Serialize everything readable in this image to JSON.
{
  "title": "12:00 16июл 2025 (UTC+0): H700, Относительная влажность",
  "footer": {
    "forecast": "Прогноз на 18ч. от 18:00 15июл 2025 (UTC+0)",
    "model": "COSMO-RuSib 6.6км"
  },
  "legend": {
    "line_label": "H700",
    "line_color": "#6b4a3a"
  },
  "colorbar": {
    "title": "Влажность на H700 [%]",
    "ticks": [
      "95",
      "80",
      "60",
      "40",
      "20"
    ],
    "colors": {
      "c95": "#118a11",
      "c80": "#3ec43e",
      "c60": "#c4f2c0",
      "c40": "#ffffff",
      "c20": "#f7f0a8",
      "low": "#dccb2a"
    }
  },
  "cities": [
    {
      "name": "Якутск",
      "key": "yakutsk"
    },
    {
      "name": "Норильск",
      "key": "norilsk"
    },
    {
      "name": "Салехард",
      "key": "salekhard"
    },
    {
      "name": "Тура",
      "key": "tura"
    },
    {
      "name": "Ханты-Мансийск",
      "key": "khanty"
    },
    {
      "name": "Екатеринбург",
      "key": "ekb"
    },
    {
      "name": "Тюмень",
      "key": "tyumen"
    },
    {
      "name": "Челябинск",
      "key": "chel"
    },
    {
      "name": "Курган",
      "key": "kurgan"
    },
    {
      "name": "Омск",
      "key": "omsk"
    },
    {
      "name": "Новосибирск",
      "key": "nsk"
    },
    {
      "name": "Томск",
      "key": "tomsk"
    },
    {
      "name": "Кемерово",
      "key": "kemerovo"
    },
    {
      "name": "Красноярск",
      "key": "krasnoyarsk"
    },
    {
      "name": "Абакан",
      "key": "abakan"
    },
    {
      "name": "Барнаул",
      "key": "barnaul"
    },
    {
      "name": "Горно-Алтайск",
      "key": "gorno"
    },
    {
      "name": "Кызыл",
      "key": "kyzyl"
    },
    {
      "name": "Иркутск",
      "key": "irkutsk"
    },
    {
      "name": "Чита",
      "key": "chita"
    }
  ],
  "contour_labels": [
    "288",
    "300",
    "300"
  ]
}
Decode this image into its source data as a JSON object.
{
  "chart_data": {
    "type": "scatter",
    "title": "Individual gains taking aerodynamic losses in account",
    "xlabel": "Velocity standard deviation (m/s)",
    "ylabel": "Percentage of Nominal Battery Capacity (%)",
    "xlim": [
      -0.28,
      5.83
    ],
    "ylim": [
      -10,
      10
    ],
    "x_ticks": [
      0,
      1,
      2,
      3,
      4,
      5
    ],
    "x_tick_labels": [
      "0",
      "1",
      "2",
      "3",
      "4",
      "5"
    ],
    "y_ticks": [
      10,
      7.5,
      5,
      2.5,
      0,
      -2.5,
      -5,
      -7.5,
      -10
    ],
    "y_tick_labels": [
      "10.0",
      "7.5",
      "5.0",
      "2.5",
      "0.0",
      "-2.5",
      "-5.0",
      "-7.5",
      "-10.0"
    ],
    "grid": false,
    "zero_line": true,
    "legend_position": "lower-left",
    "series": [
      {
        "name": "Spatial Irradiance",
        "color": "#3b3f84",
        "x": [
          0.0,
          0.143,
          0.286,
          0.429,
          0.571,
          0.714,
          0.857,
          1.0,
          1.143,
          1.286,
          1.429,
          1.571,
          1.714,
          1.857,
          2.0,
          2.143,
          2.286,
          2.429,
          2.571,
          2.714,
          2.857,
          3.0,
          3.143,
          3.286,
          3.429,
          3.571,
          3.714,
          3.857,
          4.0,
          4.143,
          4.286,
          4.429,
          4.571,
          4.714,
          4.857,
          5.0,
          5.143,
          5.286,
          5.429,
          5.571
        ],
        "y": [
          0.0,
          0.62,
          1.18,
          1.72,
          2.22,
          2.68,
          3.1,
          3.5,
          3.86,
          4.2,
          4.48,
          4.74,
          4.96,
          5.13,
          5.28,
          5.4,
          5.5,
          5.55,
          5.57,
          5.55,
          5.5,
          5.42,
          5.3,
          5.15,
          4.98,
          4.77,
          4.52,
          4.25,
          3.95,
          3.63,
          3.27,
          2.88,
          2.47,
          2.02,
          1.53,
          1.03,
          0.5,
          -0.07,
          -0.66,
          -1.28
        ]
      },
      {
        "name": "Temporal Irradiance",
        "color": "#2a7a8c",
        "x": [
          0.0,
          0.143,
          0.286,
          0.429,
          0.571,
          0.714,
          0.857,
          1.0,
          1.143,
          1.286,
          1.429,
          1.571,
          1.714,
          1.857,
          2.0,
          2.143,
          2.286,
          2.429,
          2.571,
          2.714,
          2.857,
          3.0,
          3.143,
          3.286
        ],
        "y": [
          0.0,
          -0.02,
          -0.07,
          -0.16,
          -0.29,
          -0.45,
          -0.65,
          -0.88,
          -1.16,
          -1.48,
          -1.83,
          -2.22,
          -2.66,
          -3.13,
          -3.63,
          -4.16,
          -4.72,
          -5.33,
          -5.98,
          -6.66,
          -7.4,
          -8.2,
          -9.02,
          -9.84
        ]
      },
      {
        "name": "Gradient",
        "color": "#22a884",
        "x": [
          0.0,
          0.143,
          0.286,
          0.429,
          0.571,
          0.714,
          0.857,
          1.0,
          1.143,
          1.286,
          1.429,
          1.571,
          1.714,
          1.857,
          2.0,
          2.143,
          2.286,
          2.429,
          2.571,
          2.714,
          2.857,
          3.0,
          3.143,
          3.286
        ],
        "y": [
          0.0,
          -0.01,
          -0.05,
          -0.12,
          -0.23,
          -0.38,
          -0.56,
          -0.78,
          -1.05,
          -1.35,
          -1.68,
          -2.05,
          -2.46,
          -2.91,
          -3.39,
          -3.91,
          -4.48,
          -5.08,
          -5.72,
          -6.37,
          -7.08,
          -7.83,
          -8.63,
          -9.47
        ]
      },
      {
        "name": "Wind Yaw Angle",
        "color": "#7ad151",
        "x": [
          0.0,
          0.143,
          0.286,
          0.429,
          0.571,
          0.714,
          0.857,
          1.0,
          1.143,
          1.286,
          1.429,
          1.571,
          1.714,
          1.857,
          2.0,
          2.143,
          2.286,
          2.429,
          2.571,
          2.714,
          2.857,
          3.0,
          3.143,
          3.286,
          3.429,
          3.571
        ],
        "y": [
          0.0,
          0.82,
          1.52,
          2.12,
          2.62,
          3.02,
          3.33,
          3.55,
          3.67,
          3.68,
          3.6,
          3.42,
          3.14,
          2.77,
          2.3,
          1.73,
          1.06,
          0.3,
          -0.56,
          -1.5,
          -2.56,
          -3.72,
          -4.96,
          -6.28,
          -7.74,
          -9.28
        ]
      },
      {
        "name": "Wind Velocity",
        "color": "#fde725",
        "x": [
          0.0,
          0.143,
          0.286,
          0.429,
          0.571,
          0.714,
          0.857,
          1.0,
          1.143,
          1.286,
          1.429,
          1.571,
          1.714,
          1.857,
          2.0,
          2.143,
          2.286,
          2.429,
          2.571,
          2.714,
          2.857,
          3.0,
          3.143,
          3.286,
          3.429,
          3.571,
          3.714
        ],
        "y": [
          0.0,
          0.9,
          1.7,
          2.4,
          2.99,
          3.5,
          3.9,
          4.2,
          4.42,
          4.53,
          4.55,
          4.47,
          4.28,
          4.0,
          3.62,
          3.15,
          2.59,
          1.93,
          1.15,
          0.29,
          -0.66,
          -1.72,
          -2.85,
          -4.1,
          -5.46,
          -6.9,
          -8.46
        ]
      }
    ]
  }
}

★ ★ ★ ★ ★

Above are several records. Count the lines among them that contain "image" and give only the total.

2